(Exercise description)
From the records that follow, copy every line that contains the word "cells".

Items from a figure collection
__________________________________________________

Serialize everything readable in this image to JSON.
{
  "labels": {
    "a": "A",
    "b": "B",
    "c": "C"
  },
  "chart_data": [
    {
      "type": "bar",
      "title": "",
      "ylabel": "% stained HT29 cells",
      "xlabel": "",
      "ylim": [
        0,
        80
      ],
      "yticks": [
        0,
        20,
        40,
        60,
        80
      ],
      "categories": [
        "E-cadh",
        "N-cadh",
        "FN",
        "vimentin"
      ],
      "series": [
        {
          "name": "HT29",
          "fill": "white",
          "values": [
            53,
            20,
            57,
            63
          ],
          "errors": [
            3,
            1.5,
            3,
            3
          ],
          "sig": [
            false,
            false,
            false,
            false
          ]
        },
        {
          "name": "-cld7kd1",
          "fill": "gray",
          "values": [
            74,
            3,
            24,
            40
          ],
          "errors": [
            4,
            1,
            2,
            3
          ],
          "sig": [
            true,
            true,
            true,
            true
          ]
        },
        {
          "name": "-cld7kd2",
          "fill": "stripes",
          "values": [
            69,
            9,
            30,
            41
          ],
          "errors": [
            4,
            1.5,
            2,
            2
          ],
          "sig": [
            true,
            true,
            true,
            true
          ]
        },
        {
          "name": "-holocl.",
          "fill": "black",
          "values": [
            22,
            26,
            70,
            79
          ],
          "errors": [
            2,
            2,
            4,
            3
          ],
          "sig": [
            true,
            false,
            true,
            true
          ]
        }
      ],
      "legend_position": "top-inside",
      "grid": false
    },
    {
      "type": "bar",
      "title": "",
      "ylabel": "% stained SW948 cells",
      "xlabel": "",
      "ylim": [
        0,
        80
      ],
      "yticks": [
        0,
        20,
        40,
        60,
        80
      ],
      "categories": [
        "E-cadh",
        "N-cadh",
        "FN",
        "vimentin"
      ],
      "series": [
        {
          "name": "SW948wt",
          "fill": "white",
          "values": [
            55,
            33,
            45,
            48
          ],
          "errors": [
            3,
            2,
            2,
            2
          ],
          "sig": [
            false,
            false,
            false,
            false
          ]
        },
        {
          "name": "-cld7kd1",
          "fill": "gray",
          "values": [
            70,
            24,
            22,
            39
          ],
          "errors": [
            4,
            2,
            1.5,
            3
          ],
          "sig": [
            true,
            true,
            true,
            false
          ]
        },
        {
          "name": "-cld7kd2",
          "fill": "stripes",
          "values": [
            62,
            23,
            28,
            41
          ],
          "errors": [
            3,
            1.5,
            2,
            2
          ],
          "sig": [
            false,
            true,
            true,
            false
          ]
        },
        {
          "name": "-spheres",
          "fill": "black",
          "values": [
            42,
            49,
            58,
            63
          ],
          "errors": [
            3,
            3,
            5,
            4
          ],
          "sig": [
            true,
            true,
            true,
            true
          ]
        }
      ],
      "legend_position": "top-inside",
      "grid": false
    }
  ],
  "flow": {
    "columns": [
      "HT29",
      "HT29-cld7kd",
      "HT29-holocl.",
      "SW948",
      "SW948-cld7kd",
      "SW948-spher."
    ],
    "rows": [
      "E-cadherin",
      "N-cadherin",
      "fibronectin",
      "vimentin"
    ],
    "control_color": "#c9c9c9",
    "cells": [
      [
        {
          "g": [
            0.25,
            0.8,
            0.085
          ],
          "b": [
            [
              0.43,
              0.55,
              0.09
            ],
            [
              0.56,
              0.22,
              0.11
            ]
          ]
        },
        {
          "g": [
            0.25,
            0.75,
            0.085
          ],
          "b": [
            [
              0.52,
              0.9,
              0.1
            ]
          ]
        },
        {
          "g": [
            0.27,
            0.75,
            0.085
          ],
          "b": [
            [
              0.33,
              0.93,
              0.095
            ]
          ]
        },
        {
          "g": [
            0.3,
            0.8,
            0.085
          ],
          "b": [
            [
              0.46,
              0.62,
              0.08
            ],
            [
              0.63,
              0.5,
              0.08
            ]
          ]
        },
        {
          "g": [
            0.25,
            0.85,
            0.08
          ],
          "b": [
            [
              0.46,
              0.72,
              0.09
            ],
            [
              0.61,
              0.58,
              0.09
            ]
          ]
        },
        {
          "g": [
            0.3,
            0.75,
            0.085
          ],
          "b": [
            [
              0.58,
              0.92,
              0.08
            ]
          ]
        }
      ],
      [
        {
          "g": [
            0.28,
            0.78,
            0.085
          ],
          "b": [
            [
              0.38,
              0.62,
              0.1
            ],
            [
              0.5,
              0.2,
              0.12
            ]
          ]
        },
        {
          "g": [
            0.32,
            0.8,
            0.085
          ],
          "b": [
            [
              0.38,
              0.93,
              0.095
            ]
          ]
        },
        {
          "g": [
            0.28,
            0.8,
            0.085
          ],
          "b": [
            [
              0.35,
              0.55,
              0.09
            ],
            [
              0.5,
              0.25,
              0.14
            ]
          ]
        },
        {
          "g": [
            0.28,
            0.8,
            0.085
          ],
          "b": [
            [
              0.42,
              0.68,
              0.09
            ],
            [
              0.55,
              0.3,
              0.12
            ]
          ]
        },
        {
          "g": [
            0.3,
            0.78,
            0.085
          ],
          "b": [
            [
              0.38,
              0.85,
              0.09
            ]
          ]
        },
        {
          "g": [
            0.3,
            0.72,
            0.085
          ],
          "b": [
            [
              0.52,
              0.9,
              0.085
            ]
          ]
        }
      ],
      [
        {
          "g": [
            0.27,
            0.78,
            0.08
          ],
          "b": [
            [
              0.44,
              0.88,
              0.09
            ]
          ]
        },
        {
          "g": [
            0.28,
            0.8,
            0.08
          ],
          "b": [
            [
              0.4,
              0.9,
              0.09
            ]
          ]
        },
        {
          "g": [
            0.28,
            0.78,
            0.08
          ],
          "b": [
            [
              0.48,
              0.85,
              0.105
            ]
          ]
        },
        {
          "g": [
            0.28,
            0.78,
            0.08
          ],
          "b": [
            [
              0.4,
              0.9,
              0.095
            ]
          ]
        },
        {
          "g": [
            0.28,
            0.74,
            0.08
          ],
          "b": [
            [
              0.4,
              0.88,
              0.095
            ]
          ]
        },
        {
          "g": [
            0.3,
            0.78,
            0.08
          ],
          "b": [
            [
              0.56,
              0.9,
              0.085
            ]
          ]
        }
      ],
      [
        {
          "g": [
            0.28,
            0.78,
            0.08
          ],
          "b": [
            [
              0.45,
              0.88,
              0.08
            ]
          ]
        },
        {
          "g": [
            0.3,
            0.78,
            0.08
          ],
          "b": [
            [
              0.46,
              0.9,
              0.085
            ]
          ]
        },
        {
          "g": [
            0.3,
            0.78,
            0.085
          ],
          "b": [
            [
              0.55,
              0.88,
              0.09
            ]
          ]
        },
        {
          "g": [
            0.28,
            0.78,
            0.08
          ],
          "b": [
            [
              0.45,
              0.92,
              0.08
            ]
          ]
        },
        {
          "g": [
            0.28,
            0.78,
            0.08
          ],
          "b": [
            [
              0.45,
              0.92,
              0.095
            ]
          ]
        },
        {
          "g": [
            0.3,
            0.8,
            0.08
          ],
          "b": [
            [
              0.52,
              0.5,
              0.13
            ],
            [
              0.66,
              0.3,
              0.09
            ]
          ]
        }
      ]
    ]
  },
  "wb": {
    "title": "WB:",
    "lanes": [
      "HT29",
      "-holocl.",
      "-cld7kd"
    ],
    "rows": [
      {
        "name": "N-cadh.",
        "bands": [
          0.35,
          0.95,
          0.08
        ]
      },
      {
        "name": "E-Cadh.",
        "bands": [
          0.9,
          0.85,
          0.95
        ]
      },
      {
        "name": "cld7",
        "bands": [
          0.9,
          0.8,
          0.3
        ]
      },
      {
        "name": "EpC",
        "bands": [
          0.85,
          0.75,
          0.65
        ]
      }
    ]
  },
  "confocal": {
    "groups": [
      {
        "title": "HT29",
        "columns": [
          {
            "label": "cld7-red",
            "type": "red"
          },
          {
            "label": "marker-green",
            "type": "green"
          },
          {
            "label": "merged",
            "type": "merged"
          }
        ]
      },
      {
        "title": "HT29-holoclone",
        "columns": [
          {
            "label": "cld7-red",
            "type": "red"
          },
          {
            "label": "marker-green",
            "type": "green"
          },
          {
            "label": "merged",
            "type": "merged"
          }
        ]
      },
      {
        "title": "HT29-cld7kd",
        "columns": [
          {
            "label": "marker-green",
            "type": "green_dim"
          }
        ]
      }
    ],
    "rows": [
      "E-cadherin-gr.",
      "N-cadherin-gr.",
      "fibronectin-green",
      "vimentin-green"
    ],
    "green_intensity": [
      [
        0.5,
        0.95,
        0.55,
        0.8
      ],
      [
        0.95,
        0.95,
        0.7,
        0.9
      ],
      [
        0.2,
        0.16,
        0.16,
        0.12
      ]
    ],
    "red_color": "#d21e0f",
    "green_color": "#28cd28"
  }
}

__________________________________________________

(Output below)
      "ylabel": "% stained HT29 cells",
      "ylabel": "% stained SW948 cells",
    "cells": [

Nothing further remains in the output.